**Items from a data source**
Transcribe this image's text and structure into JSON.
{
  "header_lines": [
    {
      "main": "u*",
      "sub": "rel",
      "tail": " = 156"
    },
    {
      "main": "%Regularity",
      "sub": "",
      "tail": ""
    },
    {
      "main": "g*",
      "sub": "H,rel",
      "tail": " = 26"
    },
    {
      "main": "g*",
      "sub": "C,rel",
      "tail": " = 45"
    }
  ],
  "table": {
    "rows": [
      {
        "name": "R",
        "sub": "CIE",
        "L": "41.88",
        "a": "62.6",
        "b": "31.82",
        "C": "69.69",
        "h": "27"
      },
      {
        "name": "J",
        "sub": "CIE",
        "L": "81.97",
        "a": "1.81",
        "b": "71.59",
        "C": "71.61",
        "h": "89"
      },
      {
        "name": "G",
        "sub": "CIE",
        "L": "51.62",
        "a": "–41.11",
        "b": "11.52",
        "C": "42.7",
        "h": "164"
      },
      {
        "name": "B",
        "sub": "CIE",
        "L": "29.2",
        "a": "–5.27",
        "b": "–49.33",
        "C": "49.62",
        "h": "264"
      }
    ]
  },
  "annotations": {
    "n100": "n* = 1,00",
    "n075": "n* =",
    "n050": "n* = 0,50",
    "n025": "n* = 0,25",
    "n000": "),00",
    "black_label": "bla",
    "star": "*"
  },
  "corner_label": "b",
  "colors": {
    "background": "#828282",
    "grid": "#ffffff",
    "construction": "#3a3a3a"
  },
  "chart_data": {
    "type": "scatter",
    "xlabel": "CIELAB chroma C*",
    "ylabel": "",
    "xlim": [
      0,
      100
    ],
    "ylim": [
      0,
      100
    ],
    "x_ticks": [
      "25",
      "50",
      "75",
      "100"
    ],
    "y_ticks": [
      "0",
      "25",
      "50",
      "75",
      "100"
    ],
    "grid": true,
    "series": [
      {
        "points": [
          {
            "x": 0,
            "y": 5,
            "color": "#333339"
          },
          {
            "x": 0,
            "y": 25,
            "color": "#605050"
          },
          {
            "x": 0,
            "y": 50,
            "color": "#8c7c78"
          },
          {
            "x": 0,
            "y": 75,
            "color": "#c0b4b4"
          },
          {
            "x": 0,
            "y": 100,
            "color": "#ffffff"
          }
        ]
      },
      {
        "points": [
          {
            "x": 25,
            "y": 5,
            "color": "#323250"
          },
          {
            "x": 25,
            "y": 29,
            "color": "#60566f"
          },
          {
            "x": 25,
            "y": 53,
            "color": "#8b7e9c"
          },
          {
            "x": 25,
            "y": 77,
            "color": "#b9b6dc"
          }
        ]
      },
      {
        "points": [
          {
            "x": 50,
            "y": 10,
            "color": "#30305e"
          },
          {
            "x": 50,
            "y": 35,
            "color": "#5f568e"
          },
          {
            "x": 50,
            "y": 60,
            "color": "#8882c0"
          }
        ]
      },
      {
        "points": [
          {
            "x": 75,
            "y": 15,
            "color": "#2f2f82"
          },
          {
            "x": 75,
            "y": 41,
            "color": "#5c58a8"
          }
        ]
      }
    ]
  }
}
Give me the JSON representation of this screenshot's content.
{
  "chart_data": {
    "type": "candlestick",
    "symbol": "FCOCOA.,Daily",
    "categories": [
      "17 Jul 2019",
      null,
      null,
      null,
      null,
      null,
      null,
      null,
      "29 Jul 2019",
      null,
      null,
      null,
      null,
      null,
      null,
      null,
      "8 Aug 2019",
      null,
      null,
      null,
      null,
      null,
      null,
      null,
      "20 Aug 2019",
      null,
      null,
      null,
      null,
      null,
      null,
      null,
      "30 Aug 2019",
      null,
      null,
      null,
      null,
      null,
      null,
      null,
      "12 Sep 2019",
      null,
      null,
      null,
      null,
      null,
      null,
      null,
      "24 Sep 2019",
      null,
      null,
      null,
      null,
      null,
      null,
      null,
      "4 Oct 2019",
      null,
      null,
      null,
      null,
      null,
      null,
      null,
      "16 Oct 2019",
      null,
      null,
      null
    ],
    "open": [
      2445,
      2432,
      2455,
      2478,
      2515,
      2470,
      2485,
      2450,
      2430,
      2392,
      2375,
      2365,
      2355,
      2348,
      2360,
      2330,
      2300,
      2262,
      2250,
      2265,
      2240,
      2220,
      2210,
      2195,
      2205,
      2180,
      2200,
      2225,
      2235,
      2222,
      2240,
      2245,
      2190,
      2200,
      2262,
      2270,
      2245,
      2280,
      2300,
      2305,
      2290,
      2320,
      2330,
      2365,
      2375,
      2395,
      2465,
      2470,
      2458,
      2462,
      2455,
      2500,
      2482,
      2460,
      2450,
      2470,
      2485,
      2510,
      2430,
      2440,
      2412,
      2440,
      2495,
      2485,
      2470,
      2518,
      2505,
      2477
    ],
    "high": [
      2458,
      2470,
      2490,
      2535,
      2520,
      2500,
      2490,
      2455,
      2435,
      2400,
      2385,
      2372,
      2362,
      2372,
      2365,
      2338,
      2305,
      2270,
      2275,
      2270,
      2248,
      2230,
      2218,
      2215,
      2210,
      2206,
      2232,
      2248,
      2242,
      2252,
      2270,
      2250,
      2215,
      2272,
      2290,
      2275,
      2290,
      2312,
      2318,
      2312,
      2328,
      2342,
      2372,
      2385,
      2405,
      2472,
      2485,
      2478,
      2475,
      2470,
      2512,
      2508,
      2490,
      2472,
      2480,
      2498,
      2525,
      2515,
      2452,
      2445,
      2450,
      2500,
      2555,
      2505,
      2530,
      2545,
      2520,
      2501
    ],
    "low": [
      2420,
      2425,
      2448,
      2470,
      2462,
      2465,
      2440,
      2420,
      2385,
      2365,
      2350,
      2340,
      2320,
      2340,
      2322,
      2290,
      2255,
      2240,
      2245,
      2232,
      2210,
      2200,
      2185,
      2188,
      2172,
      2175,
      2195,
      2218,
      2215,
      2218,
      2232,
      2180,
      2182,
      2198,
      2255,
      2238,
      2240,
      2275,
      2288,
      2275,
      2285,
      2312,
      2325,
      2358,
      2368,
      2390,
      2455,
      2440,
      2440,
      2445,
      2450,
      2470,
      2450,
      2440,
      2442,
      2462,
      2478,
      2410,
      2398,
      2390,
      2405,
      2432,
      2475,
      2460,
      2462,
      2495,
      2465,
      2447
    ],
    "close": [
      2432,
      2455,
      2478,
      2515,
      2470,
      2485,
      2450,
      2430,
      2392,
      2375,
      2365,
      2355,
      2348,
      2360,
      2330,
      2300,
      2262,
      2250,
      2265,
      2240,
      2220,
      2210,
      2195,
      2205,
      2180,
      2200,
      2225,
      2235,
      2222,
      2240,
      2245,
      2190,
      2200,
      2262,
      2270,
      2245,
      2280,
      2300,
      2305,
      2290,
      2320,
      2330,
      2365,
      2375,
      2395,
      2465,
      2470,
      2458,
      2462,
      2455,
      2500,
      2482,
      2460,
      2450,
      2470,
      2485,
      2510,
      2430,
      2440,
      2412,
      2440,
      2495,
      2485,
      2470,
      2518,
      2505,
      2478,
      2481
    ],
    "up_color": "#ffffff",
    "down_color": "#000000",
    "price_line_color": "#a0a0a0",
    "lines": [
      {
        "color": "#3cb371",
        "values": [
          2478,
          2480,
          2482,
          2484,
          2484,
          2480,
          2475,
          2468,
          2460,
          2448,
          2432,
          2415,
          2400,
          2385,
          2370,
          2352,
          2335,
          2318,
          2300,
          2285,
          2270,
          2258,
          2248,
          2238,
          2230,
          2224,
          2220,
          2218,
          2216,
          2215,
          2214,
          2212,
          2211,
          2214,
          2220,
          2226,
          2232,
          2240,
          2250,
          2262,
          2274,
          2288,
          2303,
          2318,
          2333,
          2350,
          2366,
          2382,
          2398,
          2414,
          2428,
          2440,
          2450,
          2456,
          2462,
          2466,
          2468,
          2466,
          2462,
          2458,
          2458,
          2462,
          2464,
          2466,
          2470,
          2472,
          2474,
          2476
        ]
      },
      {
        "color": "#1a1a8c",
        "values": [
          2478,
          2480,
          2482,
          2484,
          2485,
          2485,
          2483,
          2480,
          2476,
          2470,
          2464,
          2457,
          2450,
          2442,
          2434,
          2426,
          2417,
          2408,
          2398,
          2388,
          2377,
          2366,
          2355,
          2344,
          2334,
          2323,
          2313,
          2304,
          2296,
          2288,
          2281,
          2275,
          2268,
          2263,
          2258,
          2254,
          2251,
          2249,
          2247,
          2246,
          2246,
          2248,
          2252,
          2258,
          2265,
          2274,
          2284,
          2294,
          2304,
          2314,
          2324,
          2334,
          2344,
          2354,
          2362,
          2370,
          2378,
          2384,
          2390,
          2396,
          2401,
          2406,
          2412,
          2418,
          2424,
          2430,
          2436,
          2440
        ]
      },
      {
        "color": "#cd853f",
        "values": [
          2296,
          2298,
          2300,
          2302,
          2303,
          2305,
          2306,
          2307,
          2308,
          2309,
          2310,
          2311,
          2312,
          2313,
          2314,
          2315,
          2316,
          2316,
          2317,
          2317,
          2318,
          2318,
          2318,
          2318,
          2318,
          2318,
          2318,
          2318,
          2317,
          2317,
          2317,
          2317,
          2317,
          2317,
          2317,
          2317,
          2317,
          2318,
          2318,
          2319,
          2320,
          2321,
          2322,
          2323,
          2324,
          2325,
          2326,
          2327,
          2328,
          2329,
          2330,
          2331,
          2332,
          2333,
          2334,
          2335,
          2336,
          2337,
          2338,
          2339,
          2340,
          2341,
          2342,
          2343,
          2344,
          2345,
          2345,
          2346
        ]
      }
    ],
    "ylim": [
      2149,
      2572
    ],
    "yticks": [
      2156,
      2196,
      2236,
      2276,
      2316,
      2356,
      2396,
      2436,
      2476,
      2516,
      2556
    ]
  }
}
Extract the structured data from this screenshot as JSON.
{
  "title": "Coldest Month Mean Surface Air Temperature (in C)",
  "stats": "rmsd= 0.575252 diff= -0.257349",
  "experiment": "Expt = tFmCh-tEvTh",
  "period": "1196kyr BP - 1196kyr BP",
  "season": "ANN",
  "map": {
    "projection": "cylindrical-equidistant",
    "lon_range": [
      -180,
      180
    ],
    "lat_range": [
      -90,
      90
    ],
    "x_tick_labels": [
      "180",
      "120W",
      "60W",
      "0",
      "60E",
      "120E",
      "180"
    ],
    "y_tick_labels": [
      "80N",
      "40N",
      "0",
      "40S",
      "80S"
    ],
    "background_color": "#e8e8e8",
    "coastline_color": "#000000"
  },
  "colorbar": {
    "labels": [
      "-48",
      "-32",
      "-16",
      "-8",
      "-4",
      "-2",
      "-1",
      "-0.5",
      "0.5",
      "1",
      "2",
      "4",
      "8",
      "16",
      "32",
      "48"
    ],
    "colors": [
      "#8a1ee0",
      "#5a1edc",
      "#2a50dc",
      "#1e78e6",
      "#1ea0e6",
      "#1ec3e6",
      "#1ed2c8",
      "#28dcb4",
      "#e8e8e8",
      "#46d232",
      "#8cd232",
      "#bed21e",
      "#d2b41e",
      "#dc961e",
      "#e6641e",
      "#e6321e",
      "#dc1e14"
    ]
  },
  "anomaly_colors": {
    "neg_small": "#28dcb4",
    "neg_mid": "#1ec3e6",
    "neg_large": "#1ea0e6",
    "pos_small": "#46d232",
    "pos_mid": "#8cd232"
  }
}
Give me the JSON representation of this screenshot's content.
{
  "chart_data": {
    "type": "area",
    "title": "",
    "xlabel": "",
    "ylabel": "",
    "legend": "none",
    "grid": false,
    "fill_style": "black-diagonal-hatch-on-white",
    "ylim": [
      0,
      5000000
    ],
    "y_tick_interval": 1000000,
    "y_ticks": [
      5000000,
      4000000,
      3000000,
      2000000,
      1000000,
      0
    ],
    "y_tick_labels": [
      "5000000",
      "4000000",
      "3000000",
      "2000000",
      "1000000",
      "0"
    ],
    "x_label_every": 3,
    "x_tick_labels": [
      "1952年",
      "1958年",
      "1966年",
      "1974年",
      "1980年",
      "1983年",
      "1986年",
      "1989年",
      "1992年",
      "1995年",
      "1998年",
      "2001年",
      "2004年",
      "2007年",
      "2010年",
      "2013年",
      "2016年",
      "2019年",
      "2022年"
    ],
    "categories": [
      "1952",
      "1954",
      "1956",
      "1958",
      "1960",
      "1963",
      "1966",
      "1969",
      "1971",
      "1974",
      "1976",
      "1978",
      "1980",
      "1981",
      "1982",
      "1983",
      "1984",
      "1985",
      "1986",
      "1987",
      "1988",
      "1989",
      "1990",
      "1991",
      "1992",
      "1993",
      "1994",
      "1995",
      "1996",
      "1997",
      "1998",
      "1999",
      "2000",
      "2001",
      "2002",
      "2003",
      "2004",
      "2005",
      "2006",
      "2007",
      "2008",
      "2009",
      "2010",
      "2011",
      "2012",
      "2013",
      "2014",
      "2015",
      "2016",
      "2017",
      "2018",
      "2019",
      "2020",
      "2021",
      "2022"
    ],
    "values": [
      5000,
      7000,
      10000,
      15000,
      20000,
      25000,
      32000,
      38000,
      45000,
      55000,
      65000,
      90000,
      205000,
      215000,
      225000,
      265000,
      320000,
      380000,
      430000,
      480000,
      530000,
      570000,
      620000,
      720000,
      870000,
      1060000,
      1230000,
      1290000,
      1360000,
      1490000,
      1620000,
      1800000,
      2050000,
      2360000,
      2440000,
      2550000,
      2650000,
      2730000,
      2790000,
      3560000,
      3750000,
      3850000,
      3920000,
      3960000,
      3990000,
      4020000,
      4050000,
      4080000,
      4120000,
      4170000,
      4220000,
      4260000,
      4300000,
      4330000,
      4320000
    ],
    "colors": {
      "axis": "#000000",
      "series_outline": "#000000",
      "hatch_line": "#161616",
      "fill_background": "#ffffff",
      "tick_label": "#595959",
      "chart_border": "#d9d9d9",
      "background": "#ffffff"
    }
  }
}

**What is needed**
Find the string "type" in the entries above and return each line that holds it.

**Exercise response**
    "type": "scatter",
    "type": "candlestick",
    "type": "area",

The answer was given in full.